* Start *

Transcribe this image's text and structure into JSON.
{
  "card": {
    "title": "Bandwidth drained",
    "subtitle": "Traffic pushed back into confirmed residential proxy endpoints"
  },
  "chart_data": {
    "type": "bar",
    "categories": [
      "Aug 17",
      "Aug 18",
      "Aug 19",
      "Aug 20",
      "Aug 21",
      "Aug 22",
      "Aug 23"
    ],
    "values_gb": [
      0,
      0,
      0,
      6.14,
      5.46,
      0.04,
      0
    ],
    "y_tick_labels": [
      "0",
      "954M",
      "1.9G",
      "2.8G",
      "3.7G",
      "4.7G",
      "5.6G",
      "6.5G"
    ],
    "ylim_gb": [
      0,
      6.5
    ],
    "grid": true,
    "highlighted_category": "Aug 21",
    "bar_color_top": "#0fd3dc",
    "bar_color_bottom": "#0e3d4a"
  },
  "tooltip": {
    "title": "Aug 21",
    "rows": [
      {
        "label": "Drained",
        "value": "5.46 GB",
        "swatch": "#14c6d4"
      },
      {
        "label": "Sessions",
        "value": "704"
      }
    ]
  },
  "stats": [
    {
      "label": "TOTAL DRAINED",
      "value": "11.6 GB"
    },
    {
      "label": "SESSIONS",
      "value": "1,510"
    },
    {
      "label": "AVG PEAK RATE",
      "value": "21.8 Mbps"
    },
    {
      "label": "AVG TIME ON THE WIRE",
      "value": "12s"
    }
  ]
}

* End *

Provide all the records again, word for word.

** The output **
Transcribe this image's text and structure into JSON.
{
  "card": {
    "title": "Bandwidth drained",
    "subtitle": "Traffic pushed back into confirmed residential proxy endpoints"
  },
  "chart_data": {
    "type": "bar",
    "categories": [
      "Aug 17",
      "Aug 18",
      "Aug 19",
      "Aug 20",
      "Aug 21",
      "Aug 22",
      "Aug 23"
    ],
    "values_gb": [
      0,
      0,
      0,
      6.14,
      5.46,
      0.04,
      0
    ],
    "y_tick_labels": [
      "0",
      "954M",
      "1.9G",
      "2.8G",
      "3.7G",
      "4.7G",
      "5.6G",
      "6.5G"
    ],
    "ylim_gb": [
      0,
      6.5
    ],
    "grid": true,
    "highlighted_category": "Aug 21",
    "bar_color_top": "#0fd3dc",
    "bar_color_bottom": "#0e3d4a"
  },
  "tooltip": {
    "title": "Aug 21",
    "rows": [
      {
        "label": "Drained",
        "value": "5.46 GB",
        "swatch": "#14c6d4"
      },
      {
        "label": "Sessions",
        "value": "704"
      }
    ]
  },
  "stats": [
    {
      "label": "TOTAL DRAINED",
      "value": "11.6 GB"
    },
    {
      "label": "SESSIONS",
      "value": "1,510"
    },
    {
      "label": "AVG PEAK RATE",
      "value": "21.8 Mbps"
    },
    {
      "label": "AVG TIME ON THE WIRE",
      "value": "12s"
    }
  ]
}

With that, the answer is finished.